• [What is being asked] Check each line of the data below for the word "only", then extract the ones that have it.
-------- Stored records
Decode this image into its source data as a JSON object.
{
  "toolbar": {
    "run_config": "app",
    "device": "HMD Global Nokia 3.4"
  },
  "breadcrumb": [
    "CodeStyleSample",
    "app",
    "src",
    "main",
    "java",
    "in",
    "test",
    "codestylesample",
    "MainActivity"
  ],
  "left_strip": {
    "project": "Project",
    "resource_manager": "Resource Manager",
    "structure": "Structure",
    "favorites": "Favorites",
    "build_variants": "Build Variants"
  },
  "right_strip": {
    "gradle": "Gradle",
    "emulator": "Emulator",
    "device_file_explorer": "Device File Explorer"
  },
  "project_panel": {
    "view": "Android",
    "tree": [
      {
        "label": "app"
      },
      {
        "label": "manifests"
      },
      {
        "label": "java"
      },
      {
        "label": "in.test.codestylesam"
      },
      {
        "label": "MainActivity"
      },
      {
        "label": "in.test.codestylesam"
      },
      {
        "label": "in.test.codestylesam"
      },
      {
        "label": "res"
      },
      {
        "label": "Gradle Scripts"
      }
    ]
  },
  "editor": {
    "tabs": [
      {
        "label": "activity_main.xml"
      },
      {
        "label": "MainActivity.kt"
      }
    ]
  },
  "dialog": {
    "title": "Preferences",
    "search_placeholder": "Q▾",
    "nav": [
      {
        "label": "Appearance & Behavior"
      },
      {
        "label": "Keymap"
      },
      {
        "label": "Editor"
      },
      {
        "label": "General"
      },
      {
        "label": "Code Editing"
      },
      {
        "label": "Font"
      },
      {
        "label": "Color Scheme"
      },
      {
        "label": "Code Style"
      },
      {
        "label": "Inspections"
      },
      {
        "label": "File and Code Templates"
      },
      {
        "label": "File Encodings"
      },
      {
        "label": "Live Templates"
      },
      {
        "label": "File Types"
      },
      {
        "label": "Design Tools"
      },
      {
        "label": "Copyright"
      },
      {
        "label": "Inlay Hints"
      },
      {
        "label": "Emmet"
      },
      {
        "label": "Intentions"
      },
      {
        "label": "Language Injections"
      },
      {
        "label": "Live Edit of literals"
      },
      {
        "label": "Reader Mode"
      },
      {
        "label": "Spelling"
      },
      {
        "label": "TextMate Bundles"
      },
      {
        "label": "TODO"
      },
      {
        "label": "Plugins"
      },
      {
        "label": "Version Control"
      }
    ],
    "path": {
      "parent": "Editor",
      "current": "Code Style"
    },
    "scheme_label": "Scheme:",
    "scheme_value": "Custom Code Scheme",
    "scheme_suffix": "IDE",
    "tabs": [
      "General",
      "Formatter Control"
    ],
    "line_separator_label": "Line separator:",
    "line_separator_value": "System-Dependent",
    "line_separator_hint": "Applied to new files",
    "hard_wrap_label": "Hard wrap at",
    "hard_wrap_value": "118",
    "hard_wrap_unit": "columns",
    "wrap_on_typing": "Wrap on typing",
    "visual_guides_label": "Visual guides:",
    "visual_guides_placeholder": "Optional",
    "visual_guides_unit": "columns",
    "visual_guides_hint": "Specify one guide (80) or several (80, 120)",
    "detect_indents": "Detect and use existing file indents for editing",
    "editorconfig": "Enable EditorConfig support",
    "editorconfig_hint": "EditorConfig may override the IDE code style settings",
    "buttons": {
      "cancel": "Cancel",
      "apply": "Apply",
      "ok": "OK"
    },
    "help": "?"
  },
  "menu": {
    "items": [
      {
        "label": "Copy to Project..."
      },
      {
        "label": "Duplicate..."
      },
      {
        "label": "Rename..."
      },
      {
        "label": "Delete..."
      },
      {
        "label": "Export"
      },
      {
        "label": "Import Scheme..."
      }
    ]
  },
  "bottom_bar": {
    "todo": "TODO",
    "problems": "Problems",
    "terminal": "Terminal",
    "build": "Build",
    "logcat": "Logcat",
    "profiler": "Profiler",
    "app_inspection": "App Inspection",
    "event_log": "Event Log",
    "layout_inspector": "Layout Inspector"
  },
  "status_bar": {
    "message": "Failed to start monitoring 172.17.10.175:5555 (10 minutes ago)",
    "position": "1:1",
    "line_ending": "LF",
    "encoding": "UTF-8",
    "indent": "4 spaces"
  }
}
----------------
-------- Stored records
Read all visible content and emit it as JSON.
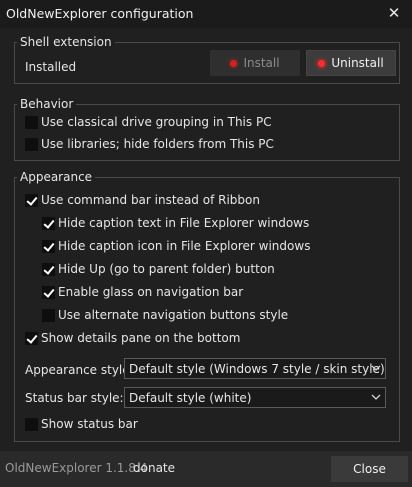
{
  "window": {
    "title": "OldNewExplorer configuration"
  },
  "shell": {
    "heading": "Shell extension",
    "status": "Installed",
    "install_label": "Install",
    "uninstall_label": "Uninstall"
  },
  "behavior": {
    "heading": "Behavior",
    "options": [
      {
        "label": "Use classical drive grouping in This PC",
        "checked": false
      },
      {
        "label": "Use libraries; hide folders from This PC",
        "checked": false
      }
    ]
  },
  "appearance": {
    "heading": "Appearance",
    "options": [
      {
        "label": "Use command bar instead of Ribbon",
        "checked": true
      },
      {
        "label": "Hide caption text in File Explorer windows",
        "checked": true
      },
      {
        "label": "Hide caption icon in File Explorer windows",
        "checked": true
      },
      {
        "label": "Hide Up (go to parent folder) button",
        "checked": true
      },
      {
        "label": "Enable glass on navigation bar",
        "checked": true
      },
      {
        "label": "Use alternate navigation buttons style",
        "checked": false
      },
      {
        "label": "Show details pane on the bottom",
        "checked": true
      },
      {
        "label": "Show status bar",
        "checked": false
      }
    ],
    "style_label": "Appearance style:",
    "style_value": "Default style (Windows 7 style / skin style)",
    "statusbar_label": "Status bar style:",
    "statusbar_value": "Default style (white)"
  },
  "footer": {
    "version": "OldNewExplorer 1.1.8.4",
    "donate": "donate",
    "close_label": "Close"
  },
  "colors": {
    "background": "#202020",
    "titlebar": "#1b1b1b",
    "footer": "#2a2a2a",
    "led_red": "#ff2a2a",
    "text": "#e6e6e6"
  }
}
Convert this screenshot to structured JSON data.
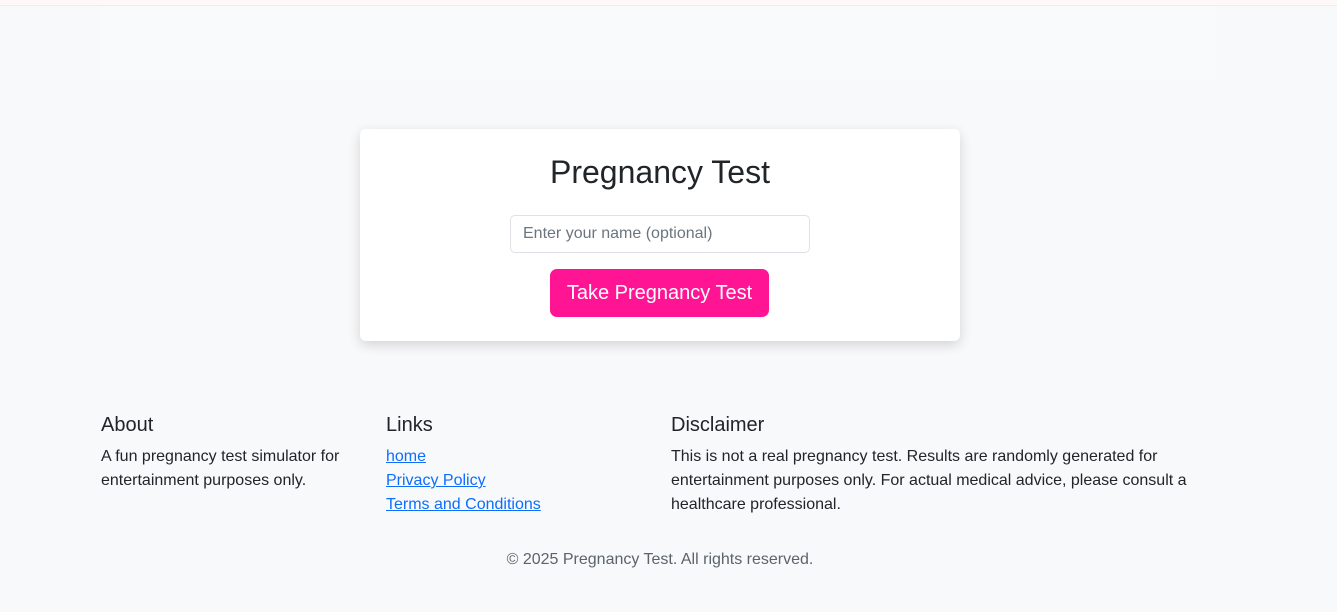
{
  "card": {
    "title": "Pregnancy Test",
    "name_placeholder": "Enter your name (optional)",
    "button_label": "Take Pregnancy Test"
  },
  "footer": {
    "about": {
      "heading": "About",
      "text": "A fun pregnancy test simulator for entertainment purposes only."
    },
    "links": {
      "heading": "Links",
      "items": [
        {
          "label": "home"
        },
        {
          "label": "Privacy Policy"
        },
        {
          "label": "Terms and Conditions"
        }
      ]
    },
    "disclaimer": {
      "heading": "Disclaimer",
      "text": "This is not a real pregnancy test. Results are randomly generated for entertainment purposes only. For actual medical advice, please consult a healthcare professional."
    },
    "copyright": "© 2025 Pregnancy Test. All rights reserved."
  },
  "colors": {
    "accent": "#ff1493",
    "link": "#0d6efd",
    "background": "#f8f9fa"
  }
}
----------------
-------- Stored records
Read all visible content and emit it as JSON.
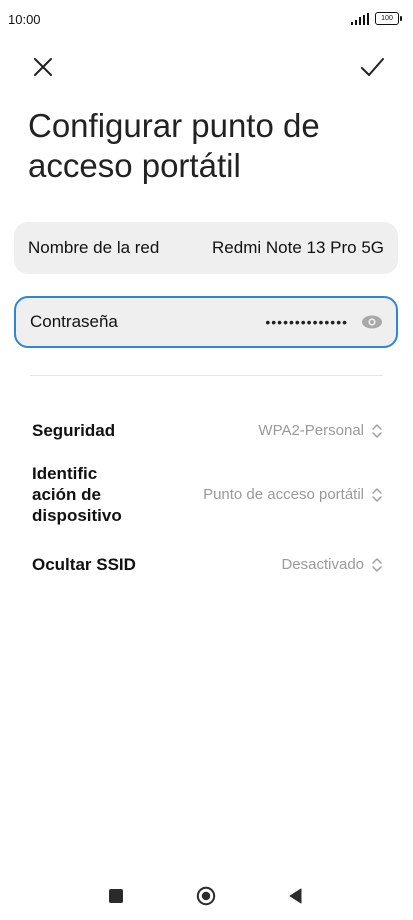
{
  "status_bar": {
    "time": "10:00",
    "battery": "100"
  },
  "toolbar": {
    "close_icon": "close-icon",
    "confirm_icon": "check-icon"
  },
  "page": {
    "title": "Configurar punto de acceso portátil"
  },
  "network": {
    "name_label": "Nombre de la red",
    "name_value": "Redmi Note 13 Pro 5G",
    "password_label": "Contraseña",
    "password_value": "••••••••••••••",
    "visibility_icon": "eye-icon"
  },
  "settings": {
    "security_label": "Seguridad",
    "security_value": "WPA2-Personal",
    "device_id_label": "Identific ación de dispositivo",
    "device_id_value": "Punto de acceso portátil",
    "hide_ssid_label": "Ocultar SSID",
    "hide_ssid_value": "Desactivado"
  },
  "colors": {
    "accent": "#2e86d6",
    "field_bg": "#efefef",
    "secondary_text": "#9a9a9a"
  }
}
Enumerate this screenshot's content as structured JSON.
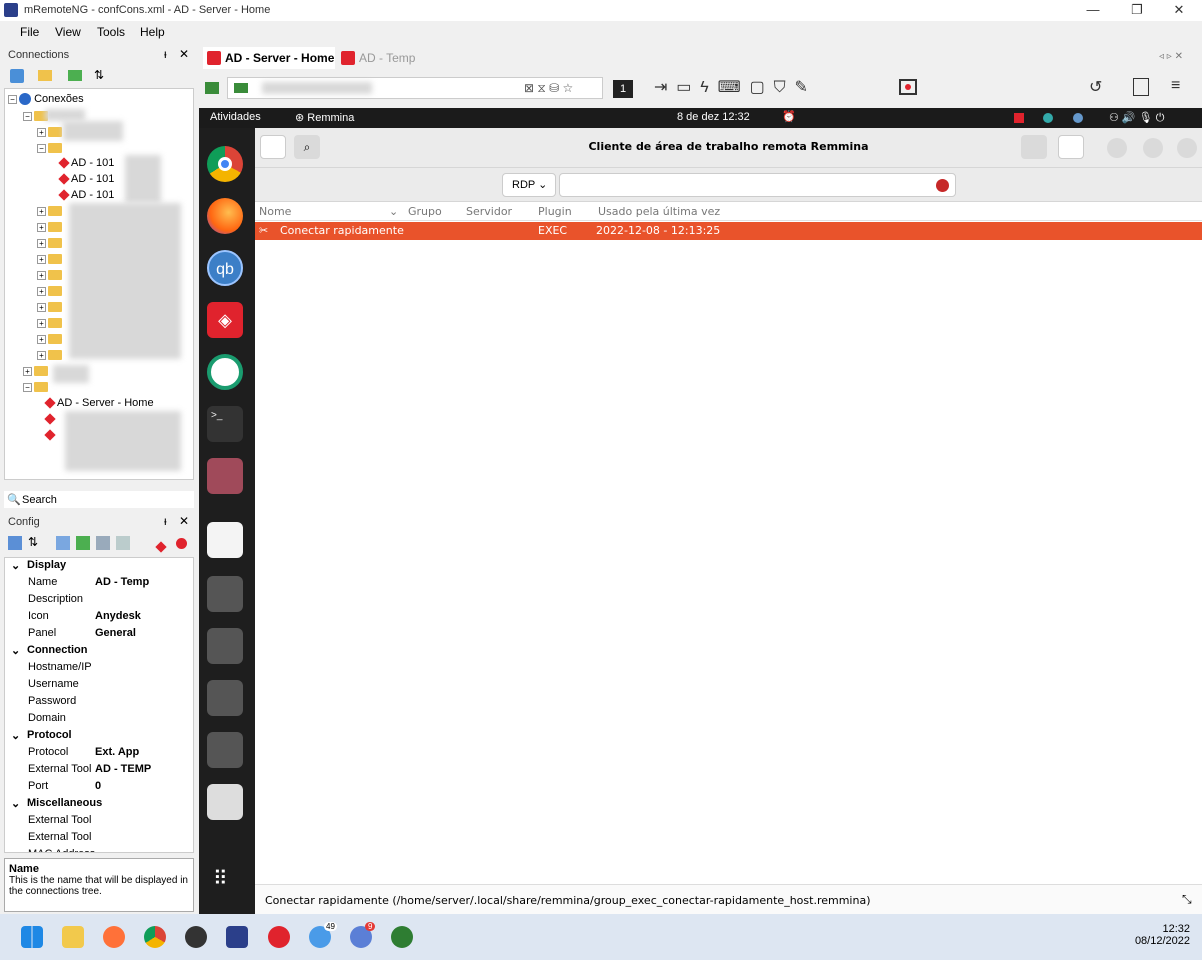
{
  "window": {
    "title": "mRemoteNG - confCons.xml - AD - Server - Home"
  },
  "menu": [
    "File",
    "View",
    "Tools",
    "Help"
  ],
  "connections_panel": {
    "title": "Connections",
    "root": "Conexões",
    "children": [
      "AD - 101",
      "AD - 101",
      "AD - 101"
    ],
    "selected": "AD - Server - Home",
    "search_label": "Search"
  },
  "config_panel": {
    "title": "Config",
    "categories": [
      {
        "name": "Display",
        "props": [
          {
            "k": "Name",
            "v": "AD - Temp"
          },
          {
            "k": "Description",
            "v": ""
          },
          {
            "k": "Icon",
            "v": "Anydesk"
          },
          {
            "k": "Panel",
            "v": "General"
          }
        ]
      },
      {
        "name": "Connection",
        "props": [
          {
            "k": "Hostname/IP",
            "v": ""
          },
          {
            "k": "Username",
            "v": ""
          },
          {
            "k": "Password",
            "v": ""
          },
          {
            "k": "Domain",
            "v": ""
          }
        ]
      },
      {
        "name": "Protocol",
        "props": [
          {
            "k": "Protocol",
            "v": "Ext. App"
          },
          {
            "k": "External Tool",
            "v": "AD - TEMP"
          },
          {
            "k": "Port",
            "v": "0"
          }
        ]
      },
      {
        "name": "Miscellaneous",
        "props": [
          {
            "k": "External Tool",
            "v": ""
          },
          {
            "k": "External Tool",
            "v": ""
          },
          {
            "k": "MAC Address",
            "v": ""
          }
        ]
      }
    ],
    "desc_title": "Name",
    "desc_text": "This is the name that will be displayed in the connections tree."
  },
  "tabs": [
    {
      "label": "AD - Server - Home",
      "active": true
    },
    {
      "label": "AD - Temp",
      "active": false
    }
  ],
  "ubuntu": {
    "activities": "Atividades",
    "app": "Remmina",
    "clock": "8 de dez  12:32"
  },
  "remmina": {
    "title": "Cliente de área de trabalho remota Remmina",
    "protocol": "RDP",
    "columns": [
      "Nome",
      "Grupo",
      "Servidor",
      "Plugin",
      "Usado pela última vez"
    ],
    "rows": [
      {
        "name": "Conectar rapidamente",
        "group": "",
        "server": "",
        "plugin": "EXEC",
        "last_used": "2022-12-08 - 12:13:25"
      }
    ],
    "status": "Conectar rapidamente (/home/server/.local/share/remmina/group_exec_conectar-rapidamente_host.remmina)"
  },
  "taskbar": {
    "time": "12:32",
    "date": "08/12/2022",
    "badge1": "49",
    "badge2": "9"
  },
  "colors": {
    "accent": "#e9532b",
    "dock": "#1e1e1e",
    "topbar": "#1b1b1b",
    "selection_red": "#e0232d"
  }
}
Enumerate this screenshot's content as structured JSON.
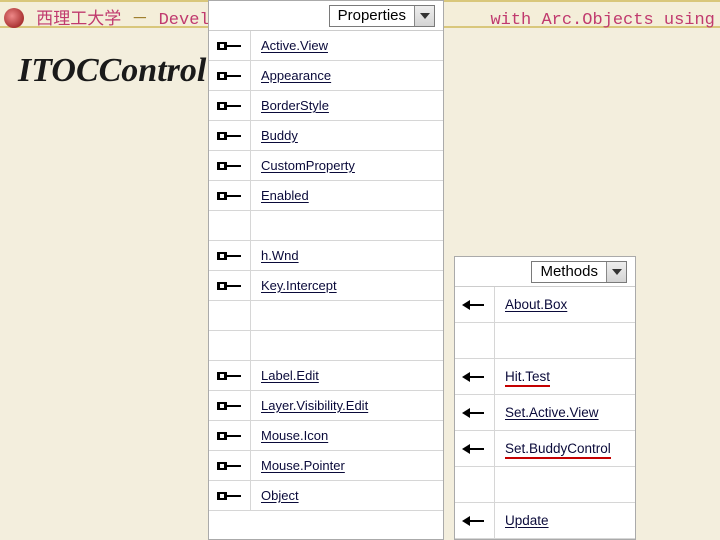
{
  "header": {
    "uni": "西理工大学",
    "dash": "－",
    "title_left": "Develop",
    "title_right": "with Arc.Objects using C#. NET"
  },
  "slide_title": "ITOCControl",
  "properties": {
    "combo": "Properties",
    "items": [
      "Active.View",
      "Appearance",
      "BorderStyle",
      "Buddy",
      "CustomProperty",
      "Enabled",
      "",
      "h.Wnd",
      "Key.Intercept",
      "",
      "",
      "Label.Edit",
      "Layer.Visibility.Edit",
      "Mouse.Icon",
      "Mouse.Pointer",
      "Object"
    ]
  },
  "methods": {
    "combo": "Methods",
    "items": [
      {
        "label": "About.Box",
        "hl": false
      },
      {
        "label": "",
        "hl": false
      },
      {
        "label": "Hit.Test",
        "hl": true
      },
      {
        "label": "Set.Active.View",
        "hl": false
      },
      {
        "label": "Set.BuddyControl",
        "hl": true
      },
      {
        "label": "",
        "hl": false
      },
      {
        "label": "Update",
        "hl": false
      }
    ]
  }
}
----------------
• [Solved problem]
      "text": "A fun pregnancy test simulator for entertainment purposes only."
      "text": "This is not a real pregnancy test. Results are randomly generated for entertainment purposes only. For actual medical advice, please consult a healthcare professional."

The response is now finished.